RECORDS FOR THIS TASK —
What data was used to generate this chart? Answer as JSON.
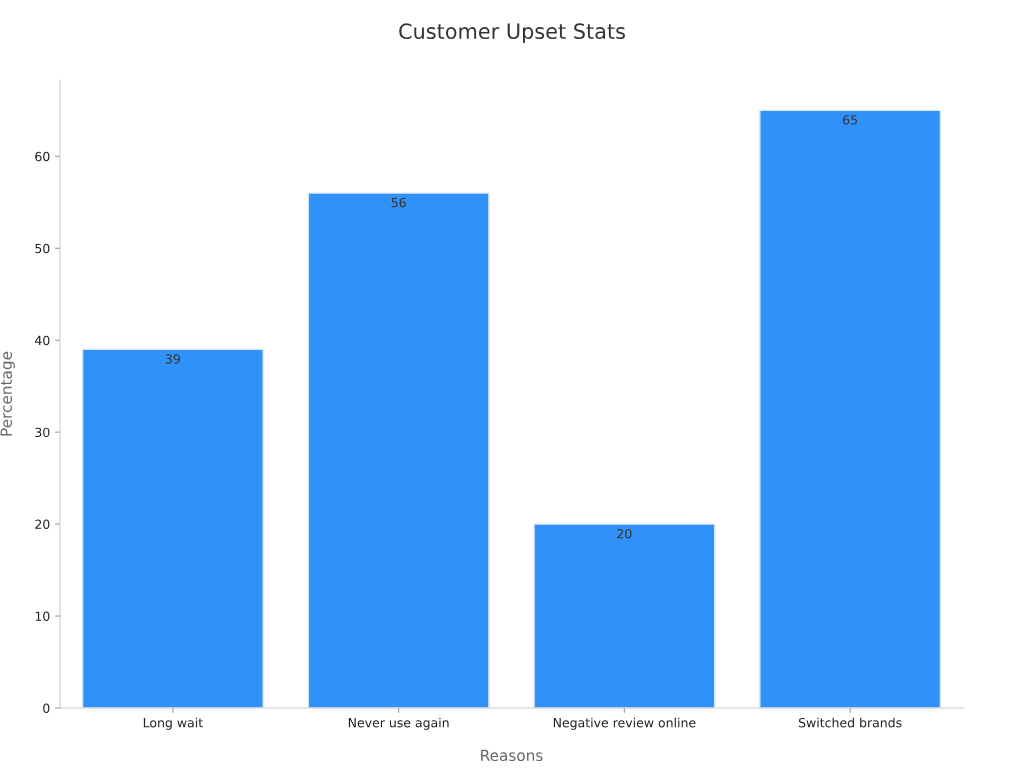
{
  "chart_data": {
    "type": "bar",
    "title": "Customer Upset Stats",
    "xlabel": "Reasons",
    "ylabel": "Percentage",
    "categories": [
      "Long wait",
      "Never use again",
      "Negative review online",
      "Switched brands"
    ],
    "values": [
      39,
      56,
      20,
      65
    ],
    "color": "#3092f8",
    "ylim": [
      0,
      68.3
    ],
    "yticks": [
      0,
      10,
      20,
      30,
      40,
      50,
      60
    ],
    "grid": false,
    "data_labels": true,
    "legend": false
  }
}
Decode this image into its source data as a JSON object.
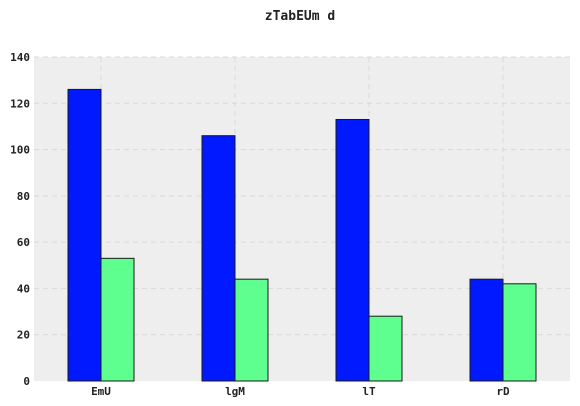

SHORT TASK — Without including the pictures, reproduce all entries exactly.

FULL ANSWER —
What data was used to generate this chart? Answer as JSON.
{
  "chart_data": {
    "type": "bar",
    "title": "Customer Upset Stats",
    "xlabel": "Reasons",
    "ylabel": "Percentage",
    "categories": [
      "Long wait",
      "Never use again",
      "Negative review online",
      "Switched brands"
    ],
    "values": [
      39,
      56,
      20,
      65
    ],
    "color": "#3092f8",
    "ylim": [
      0,
      68.3
    ],
    "yticks": [
      0,
      10,
      20,
      30,
      40,
      50,
      60
    ],
    "grid": false,
    "data_labels": true,
    "legend": false
  }
}
Decode this image into its source data as a JSON object.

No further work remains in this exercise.